**Stated exercise:** Reproduce every record exactly as it appears, but not the pictures.

[BEGIN]

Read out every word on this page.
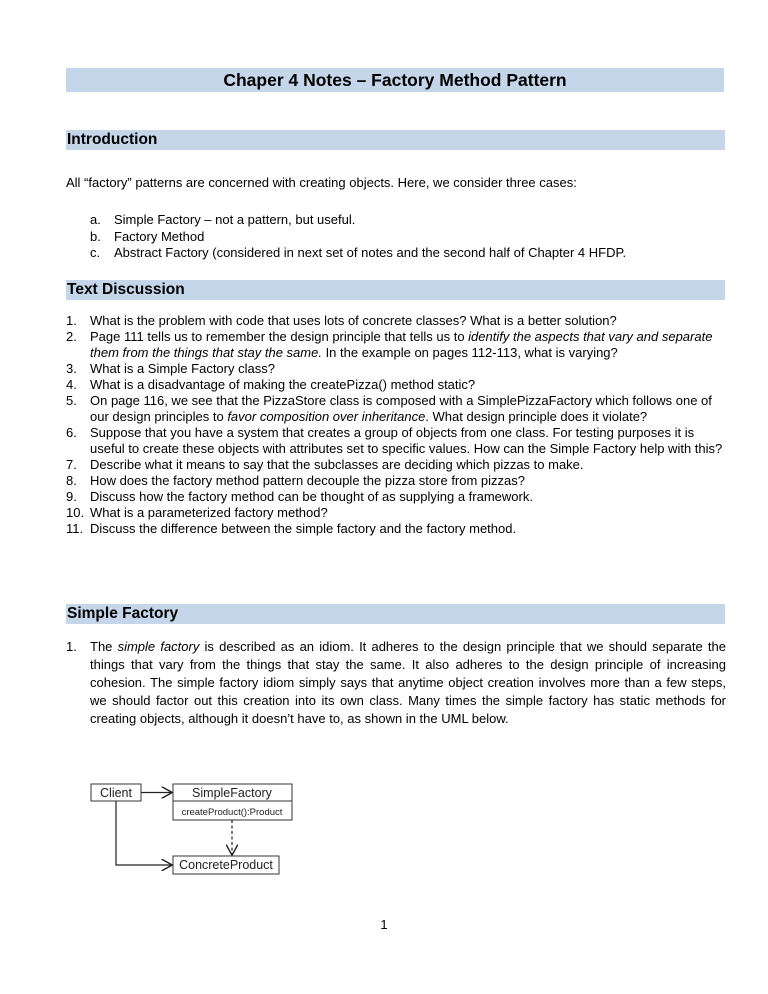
Chaper 4 Notes – Factory Method Pattern
Introduction
All “factory” patterns are concerned with creating objects. Here, we consider three cases:
a. Simple Factory – not a pattern, but useful.
b. Factory Method
c. Abstract Factory (considered in next set of notes and the second half of Chapter 4 HFDP.
Text Discussion
1. What is the problem with code that uses lots of concrete classes? What is a better solution?
2. Page 111 tells us to remember the design principle that tells us to identify the aspects that vary and separate them from the things that stay the same. In the example on pages 112-113, what is varying?
3. What is a Simple Factory class?
4. What is a disadvantage of making the createPizza() method static?
5. On page 116, we see that the PizzaStore class is composed with a SimplePizzaFactory which follows one of our design principles to favor composition over inheritance. What design principle does it violate?
6. Suppose that you have a system that creates a group of objects from one class. For testing purposes it is useful to create these objects with attributes set to specific values. How can the Simple Factory help with this?
7. Describe what it means to say that the subclasses are deciding which pizzas to make.
8. How does the factory method pattern decouple the pizza store from pizzas?
9. Discuss how the factory method can be thought of as supplying a framework.
10. What is a parameterized factory method?
11. Discuss the difference between the simple factory and the factory method.
Simple Factory
1. The simple factory is described as an idiom. It adheres to the design principle that we should separate the things that vary from the things that stay the same. It also adheres to the design principle of increasing cohesion. The simple factory idiom simply says that anytime object creation involves more than a few steps, we should factor out this creation into its own class. Many times the simple factory has static methods for creating objects, although it doesn’t have to, as shown in the UML below.
Client	SimpleFactory
createProduct():Product
ConcreteProduct
1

[END]

**Full output:**
Read out every word on this page.
Chaper 4 Notes – Factory Method Pattern
Introduction
All “factory” patterns are concerned with creating objects. Here, we consider three cases:
a. Simple Factory – not a pattern, but useful.
b. Factory Method
c. Abstract Factory (considered in next set of notes and the second half of Chapter 4 HFDP.
Text Discussion
1. What is the problem with code that uses lots of concrete classes? What is a better solution?
2. Page 111 tells us to remember the design principle that tells us to identify the aspects that vary and separate them from the things that stay the same. In the example on pages 112-113, what is varying?
3. What is a Simple Factory class?
4. What is a disadvantage of making the createPizza() method static?
5. On page 116, we see that the PizzaStore class is composed with a SimplePizzaFactory which follows one of our design principles to favor composition over inheritance. What design principle does it violate?
6. Suppose that you have a system that creates a group of objects from one class. For testing purposes it is useful to create these objects with attributes set to specific values. How can the Simple Factory help with this?
7. Describe what it means to say that the subclasses are deciding which pizzas to make.
8. How does the factory method pattern decouple the pizza store from pizzas?
9. Discuss how the factory method can be thought of as supplying a framework.
10. What is a parameterized factory method?
11. Discuss the difference between the simple factory and the factory method.
Simple Factory
1. The simple factory is described as an idiom. It adheres to the design principle that we should separate the things that vary from the things that stay the same. It also adheres to the design principle of increasing cohesion. The simple factory idiom simply says that anytime object creation involves more than a few steps, we should factor out this creation into its own class. Many times the simple factory has static methods for creating objects, although it doesn’t have to, as shown in the UML below.
Client	SimpleFactory
createProduct():Product
ConcreteProduct
1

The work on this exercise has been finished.